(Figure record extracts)
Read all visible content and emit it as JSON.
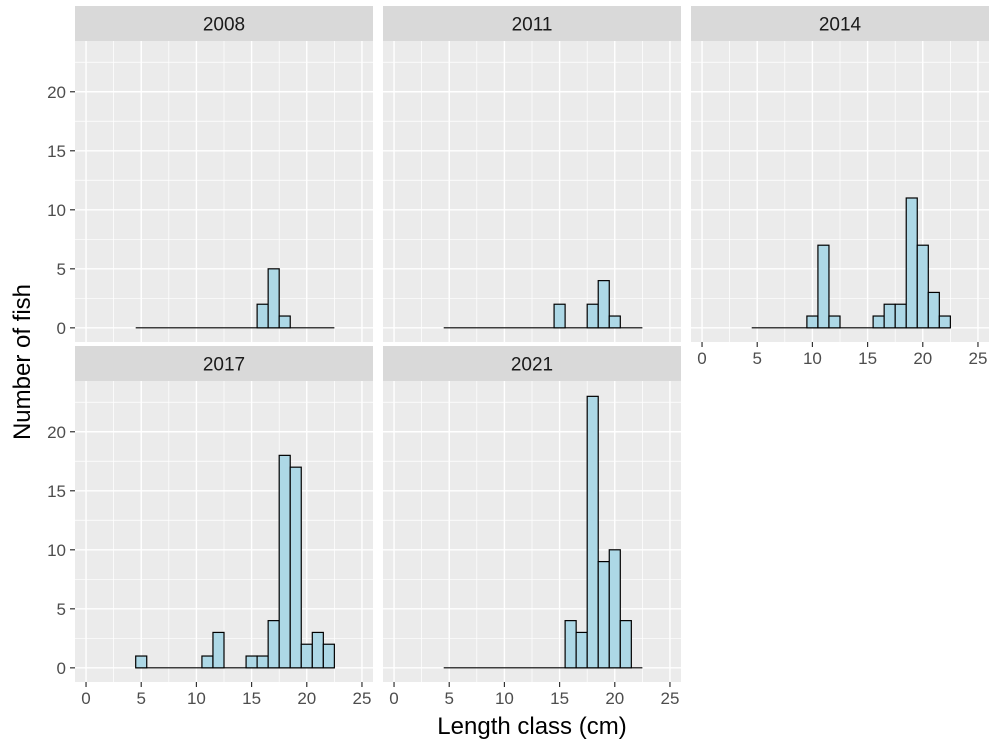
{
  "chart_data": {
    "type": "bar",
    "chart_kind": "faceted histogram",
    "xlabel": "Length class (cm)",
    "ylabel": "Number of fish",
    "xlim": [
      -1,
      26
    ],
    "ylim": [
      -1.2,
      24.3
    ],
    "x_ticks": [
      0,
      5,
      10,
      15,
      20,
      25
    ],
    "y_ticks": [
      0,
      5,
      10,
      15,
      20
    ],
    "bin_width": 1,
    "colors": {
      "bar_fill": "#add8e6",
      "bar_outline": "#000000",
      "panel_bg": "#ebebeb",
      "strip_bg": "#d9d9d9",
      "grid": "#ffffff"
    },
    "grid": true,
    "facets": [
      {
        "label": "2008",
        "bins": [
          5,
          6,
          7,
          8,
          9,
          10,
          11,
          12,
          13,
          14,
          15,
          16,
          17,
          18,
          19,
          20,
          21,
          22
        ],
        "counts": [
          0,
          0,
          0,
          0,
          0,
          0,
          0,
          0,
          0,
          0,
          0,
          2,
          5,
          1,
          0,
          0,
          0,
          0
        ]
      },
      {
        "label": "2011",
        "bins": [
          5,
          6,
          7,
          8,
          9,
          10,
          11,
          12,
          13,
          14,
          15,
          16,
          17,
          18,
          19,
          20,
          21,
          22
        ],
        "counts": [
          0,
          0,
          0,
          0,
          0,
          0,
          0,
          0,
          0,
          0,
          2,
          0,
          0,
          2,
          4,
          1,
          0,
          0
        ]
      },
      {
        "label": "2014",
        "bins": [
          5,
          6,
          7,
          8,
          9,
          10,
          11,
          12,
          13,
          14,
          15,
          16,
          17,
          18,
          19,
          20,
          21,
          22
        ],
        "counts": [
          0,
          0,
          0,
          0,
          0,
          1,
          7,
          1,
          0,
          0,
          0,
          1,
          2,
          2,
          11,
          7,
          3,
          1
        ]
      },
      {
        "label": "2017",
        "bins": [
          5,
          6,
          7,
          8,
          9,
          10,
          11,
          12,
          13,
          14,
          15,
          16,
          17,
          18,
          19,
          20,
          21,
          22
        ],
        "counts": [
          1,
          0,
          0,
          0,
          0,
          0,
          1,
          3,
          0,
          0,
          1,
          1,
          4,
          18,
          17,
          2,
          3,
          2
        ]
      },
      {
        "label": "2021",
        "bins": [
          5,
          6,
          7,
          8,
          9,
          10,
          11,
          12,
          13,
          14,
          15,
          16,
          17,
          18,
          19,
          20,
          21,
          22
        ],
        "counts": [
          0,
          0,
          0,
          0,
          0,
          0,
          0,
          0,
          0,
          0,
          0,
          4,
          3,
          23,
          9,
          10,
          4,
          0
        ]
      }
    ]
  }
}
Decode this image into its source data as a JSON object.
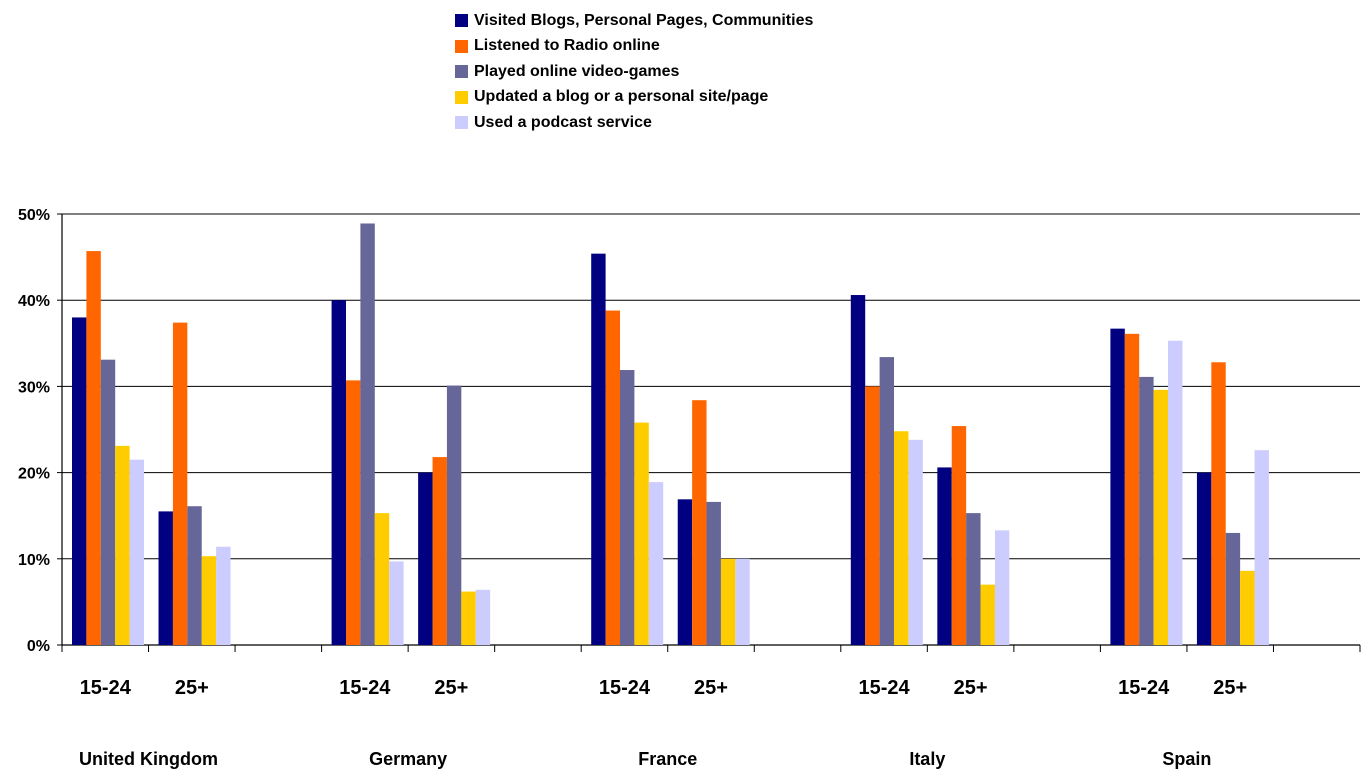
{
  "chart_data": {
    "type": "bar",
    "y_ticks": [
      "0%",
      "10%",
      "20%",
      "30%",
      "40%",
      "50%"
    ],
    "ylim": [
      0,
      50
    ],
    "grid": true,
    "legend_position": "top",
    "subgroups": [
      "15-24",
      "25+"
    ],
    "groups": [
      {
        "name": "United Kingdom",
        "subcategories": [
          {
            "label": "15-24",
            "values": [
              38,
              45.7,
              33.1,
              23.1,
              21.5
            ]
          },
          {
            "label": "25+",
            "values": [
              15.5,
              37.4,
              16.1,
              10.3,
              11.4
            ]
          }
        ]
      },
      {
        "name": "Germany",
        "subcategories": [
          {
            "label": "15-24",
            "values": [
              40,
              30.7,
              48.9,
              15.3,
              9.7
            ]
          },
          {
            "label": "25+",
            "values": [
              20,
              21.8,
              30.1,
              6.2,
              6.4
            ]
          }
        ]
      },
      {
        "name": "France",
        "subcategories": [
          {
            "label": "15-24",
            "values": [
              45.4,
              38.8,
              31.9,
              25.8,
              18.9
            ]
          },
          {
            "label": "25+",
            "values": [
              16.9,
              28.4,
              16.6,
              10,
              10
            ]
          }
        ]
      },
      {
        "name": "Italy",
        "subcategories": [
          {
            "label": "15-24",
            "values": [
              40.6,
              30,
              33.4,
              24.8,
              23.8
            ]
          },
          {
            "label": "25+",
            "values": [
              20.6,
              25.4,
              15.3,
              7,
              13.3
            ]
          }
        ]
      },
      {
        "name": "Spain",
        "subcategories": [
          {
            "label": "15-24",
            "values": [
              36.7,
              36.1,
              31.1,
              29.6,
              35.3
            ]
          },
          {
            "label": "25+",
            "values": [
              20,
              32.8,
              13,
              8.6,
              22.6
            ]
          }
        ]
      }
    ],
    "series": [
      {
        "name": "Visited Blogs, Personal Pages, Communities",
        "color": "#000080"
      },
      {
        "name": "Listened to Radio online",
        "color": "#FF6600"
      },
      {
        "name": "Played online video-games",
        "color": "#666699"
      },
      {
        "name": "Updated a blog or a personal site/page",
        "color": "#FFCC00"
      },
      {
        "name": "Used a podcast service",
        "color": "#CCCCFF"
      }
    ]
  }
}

Requirements:
Without including the pictures, return each record above exactly as it stands.

Answer to this exercise:
Read all visible content and emit it as JSON.
{
  "chart_data": {
    "type": "bar",
    "chart_kind": "faceted histogram",
    "xlabel": "Length class (cm)",
    "ylabel": "Number of fish",
    "xlim": [
      -1,
      26
    ],
    "ylim": [
      -1.2,
      24.3
    ],
    "x_ticks": [
      0,
      5,
      10,
      15,
      20,
      25
    ],
    "y_ticks": [
      0,
      5,
      10,
      15,
      20
    ],
    "bin_width": 1,
    "colors": {
      "bar_fill": "#add8e6",
      "bar_outline": "#000000",
      "panel_bg": "#ebebeb",
      "strip_bg": "#d9d9d9",
      "grid": "#ffffff"
    },
    "grid": true,
    "facets": [
      {
        "label": "2008",
        "bins": [
          5,
          6,
          7,
          8,
          9,
          10,
          11,
          12,
          13,
          14,
          15,
          16,
          17,
          18,
          19,
          20,
          21,
          22
        ],
        "counts": [
          0,
          0,
          0,
          0,
          0,
          0,
          0,
          0,
          0,
          0,
          0,
          2,
          5,
          1,
          0,
          0,
          0,
          0
        ]
      },
      {
        "label": "2011",
        "bins": [
          5,
          6,
          7,
          8,
          9,
          10,
          11,
          12,
          13,
          14,
          15,
          16,
          17,
          18,
          19,
          20,
          21,
          22
        ],
        "counts": [
          0,
          0,
          0,
          0,
          0,
          0,
          0,
          0,
          0,
          0,
          2,
          0,
          0,
          2,
          4,
          1,
          0,
          0
        ]
      },
      {
        "label": "2014",
        "bins": [
          5,
          6,
          7,
          8,
          9,
          10,
          11,
          12,
          13,
          14,
          15,
          16,
          17,
          18,
          19,
          20,
          21,
          22
        ],
        "counts": [
          0,
          0,
          0,
          0,
          0,
          1,
          7,
          1,
          0,
          0,
          0,
          1,
          2,
          2,
          11,
          7,
          3,
          1
        ]
      },
      {
        "label": "2017",
        "bins": [
          5,
          6,
          7,
          8,
          9,
          10,
          11,
          12,
          13,
          14,
          15,
          16,
          17,
          18,
          19,
          20,
          21,
          22
        ],
        "counts": [
          1,
          0,
          0,
          0,
          0,
          0,
          1,
          3,
          0,
          0,
          1,
          1,
          4,
          18,
          17,
          2,
          3,
          2
        ]
      },
      {
        "label": "2021",
        "bins": [
          5,
          6,
          7,
          8,
          9,
          10,
          11,
          12,
          13,
          14,
          15,
          16,
          17,
          18,
          19,
          20,
          21,
          22
        ],
        "counts": [
          0,
          0,
          0,
          0,
          0,
          0,
          0,
          0,
          0,
          0,
          0,
          4,
          3,
          23,
          9,
          10,
          4,
          0
        ]
      }
    ]
  }
}
Decode this image into its source data as a JSON object.
{
  "chart_data": {
    "type": "bar",
    "y_ticks": [
      "0%",
      "10%",
      "20%",
      "30%",
      "40%",
      "50%"
    ],
    "ylim": [
      0,
      50
    ],
    "grid": true,
    "legend_position": "top",
    "subgroups": [
      "15-24",
      "25+"
    ],
    "groups": [
      {
        "name": "United Kingdom",
        "subcategories": [
          {
            "label": "15-24",
            "values": [
              38,
              45.7,
              33.1,
              23.1,
              21.5
            ]
          },
          {
            "label": "25+",
            "values": [
              15.5,
              37.4,
              16.1,
              10.3,
              11.4
            ]
          }
        ]
      },
      {
        "name": "Germany",
        "subcategories": [
          {
            "label": "15-24",
            "values": [
              40,
              30.7,
              48.9,
              15.3,
              9.7
            ]
          },
          {
            "label": "25+",
            "values": [
              20,
              21.8,
              30.1,
              6.2,
              6.4
            ]
          }
        ]
      },
      {
        "name": "France",
        "subcategories": [
          {
            "label": "15-24",
            "values": [
              45.4,
              38.8,
              31.9,
              25.8,
              18.9
            ]
          },
          {
            "label": "25+",
            "values": [
              16.9,
              28.4,
              16.6,
              10,
              10
            ]
          }
        ]
      },
      {
        "name": "Italy",
        "subcategories": [
          {
            "label": "15-24",
            "values": [
              40.6,
              30,
              33.4,
              24.8,
              23.8
            ]
          },
          {
            "label": "25+",
            "values": [
              20.6,
              25.4,
              15.3,
              7,
              13.3
            ]
          }
        ]
      },
      {
        "name": "Spain",
        "subcategories": [
          {
            "label": "15-24",
            "values": [
              36.7,
              36.1,
              31.1,
              29.6,
              35.3
            ]
          },
          {
            "label": "25+",
            "values": [
              20,
              32.8,
              13,
              8.6,
              22.6
            ]
          }
        ]
      }
    ],
    "series": [
      {
        "name": "Visited Blogs, Personal Pages, Communities",
        "color": "#000080"
      },
      {
        "name": "Listened to Radio online",
        "color": "#FF6600"
      },
      {
        "name": "Played online video-games",
        "color": "#666699"
      },
      {
        "name": "Updated a blog or a personal site/page",
        "color": "#FFCC00"
      },
      {
        "name": "Used a podcast service",
        "color": "#CCCCFF"
      }
    ]
  }
}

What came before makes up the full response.